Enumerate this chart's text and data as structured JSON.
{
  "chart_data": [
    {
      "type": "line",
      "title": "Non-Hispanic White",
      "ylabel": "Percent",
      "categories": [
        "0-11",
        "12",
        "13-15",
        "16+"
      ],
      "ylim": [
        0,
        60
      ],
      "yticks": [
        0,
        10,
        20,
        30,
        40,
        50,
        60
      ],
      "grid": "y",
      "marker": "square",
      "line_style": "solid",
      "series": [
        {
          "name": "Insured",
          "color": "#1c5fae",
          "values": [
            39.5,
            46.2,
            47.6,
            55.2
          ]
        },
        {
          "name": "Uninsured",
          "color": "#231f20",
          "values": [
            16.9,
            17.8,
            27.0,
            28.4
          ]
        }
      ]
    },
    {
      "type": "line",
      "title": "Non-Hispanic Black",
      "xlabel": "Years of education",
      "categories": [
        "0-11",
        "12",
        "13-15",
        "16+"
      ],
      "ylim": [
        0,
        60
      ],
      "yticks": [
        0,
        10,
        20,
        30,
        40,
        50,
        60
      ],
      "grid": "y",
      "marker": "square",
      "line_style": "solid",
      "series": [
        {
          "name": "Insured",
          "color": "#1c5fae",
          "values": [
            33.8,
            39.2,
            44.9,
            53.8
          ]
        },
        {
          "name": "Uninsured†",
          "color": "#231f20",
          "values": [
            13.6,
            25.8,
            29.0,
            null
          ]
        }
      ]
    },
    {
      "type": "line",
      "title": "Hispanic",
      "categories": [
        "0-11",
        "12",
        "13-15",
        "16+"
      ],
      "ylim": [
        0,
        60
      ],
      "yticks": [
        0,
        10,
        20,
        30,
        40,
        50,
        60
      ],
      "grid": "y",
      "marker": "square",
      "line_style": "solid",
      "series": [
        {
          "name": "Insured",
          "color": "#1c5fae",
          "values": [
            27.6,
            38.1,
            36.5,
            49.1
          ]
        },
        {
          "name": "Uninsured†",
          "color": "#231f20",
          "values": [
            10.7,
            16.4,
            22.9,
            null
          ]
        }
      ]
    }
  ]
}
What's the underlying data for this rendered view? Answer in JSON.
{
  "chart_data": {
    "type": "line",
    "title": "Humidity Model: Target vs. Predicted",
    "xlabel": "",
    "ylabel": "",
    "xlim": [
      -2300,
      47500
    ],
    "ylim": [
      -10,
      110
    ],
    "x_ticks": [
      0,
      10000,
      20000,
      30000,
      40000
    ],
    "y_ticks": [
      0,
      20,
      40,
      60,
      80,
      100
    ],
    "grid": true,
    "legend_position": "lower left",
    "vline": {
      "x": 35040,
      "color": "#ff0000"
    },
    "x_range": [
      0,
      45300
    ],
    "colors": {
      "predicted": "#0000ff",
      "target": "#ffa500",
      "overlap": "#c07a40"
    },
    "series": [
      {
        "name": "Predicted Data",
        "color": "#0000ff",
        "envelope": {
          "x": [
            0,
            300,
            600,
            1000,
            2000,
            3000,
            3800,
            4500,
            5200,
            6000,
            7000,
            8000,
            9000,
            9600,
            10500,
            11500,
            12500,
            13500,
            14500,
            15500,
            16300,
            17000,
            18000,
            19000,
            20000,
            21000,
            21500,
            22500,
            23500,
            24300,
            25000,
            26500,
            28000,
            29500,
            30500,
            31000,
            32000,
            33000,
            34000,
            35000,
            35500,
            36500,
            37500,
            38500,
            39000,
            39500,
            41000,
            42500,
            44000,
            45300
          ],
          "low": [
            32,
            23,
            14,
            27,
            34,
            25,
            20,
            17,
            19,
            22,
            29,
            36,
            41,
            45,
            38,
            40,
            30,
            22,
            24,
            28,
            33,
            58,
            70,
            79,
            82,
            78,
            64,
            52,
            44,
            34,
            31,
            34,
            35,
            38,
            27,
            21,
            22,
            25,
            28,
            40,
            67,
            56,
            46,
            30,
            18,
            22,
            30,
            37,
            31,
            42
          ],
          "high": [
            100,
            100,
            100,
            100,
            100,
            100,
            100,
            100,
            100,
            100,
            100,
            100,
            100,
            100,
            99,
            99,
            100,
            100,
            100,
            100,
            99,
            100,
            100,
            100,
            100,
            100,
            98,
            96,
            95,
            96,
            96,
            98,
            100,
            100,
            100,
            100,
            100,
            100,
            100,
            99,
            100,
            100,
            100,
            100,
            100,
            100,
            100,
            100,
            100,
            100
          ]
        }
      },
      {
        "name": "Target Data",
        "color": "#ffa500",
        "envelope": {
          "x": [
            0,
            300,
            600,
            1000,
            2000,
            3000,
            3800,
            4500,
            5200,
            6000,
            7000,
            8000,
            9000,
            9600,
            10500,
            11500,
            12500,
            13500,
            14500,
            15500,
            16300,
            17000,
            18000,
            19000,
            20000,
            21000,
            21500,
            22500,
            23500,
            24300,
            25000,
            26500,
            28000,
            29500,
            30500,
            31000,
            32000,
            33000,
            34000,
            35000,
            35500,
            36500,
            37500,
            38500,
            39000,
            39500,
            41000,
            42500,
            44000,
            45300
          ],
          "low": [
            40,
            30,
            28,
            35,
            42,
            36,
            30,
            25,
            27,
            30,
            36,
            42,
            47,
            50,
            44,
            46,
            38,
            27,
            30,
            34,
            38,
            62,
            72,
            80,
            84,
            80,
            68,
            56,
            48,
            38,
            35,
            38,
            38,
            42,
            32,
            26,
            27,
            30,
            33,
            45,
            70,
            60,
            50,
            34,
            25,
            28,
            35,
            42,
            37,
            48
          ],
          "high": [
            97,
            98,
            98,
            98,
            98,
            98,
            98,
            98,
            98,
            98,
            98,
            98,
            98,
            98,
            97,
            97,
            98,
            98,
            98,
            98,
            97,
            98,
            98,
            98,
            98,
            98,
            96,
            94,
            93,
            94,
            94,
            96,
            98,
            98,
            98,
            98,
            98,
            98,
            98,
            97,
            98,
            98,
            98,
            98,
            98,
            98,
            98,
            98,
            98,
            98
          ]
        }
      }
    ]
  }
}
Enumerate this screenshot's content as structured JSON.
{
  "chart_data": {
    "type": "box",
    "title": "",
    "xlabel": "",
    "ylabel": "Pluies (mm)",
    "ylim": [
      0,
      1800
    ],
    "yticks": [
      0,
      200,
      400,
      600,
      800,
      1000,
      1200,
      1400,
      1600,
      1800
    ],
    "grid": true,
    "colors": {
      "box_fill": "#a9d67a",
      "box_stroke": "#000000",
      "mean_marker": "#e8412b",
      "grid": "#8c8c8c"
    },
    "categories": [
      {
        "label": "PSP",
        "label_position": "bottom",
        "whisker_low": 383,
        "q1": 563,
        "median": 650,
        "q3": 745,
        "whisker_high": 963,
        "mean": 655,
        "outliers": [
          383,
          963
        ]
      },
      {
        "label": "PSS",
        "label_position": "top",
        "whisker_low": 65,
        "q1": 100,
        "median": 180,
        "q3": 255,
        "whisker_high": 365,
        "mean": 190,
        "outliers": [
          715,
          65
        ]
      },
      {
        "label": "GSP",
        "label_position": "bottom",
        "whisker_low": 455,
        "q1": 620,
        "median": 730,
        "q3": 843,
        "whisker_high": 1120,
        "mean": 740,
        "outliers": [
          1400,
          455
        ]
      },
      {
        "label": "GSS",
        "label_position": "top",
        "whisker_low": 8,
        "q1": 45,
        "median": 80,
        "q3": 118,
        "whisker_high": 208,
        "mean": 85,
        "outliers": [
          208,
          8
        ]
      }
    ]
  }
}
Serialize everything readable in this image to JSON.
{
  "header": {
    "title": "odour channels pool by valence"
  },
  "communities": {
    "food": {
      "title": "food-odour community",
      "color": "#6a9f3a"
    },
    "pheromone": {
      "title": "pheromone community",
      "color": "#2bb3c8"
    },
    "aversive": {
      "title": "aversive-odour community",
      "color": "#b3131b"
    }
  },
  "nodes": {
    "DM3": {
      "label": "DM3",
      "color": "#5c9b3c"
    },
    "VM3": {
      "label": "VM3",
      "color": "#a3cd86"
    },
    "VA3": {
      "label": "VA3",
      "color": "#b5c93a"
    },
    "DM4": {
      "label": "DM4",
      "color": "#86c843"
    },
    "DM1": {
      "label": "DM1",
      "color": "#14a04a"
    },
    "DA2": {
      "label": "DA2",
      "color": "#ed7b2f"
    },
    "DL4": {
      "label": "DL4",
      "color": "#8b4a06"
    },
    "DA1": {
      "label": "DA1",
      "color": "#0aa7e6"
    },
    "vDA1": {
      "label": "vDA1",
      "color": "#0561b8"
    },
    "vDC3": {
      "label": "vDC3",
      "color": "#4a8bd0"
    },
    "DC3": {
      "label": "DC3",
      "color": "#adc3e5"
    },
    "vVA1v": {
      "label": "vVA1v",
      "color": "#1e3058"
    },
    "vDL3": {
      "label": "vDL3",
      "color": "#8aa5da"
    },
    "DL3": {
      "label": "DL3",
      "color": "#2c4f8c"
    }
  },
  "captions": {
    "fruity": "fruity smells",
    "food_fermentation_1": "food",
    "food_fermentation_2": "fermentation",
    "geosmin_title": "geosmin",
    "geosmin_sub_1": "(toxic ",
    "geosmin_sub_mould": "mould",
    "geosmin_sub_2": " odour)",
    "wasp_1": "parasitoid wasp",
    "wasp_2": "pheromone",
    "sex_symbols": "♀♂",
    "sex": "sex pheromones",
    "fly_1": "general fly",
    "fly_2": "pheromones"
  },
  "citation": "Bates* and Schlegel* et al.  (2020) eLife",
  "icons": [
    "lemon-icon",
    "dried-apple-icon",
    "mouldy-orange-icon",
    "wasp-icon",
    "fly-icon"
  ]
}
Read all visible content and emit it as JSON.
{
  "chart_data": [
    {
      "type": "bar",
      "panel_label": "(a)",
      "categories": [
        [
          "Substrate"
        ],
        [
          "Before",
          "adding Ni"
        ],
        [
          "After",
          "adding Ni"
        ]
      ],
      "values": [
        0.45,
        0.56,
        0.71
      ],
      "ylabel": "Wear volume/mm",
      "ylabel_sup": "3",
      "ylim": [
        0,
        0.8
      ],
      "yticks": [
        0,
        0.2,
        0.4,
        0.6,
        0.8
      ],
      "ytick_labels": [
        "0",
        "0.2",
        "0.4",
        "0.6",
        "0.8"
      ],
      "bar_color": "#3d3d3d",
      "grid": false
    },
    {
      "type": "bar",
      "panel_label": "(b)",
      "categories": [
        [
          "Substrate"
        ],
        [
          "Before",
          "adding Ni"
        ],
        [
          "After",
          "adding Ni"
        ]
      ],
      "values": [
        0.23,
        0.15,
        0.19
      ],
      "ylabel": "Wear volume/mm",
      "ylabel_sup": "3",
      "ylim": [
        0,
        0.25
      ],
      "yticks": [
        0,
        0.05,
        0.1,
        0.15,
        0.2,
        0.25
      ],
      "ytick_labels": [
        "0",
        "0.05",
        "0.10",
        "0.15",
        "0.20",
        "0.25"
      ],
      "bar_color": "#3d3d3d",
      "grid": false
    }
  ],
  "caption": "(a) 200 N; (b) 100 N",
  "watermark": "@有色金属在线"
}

[TASK REQUIREMENTS]:
Identify the lines in the entries above that contain "aversive", then copy them out.

[THE REPLY]:
    "aversive": {
      "title": "aversive-odour community",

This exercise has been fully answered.